** Prompt **
Pull out every line with the word "Midlands" from the entries below.
· · ·
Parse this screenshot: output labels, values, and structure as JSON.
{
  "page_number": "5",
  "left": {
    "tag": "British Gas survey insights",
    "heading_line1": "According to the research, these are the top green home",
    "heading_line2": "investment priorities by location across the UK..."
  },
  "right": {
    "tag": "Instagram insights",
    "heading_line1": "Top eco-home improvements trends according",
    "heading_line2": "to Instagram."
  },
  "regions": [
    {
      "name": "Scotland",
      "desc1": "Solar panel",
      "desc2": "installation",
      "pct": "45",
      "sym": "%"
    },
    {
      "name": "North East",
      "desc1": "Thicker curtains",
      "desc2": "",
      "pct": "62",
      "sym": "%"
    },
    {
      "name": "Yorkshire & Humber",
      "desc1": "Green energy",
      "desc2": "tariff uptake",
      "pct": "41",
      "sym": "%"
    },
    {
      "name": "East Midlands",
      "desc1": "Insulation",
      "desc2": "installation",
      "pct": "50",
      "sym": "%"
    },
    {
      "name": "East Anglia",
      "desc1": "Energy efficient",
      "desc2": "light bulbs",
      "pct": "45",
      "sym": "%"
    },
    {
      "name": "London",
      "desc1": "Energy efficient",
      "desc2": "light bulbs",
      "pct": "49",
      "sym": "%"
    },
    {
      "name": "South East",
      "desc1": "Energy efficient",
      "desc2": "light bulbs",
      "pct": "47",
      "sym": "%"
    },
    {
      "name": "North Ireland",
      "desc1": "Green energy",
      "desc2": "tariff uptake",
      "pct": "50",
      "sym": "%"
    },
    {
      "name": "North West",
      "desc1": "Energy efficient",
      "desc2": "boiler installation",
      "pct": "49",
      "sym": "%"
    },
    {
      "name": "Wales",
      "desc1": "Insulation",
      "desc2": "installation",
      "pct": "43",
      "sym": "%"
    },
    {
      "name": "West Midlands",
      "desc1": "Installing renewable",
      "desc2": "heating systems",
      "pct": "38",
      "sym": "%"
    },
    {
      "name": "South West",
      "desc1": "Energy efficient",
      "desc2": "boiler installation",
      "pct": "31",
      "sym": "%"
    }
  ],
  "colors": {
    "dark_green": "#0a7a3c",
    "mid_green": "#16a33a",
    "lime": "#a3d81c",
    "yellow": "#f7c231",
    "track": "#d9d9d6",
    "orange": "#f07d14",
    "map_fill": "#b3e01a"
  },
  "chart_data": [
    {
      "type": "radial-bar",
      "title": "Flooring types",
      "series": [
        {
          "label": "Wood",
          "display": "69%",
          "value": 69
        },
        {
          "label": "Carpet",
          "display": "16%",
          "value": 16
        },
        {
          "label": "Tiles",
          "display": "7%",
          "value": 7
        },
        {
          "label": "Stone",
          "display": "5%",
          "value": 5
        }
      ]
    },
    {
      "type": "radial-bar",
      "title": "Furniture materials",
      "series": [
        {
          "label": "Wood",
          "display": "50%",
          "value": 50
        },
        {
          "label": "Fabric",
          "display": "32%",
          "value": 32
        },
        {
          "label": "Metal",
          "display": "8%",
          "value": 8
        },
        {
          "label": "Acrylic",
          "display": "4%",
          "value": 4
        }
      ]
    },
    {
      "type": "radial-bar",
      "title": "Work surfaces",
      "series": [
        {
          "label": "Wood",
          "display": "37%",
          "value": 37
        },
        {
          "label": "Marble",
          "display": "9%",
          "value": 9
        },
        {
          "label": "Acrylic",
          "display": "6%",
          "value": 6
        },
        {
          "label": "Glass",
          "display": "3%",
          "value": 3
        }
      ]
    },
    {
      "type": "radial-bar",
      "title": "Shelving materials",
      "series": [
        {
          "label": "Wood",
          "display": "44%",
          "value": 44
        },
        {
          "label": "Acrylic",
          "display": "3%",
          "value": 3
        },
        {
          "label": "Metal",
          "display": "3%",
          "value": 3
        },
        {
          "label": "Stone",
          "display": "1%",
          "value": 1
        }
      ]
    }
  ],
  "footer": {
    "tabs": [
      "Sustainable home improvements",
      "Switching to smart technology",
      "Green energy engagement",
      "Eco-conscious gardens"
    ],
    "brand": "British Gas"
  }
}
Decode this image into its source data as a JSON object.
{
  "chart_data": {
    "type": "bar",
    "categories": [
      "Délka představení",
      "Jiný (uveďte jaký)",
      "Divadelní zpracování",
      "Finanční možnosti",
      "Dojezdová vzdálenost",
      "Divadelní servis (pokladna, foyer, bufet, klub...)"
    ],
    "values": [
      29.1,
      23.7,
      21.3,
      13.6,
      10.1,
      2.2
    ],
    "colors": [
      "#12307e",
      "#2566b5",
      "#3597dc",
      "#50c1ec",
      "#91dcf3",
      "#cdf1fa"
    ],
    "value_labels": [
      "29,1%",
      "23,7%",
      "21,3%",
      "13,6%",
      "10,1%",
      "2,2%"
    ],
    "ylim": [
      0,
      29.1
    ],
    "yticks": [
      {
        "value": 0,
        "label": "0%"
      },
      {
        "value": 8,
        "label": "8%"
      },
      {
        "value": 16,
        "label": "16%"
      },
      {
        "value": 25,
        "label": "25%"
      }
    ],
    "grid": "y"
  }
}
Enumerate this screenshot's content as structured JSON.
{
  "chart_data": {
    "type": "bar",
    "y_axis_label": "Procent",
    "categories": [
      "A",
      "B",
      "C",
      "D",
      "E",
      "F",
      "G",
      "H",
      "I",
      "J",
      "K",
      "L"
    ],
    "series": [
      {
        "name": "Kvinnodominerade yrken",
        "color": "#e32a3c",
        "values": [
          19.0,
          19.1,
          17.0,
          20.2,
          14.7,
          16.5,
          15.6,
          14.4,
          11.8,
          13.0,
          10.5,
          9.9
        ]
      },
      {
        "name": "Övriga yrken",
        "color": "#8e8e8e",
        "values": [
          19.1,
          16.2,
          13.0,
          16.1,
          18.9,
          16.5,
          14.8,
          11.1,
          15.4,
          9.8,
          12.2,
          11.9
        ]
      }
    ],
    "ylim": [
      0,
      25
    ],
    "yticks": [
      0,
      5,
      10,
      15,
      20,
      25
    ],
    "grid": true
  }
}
· · ·
** Exercise output **
      "name": "East Midlands",
      "name": "West Midlands",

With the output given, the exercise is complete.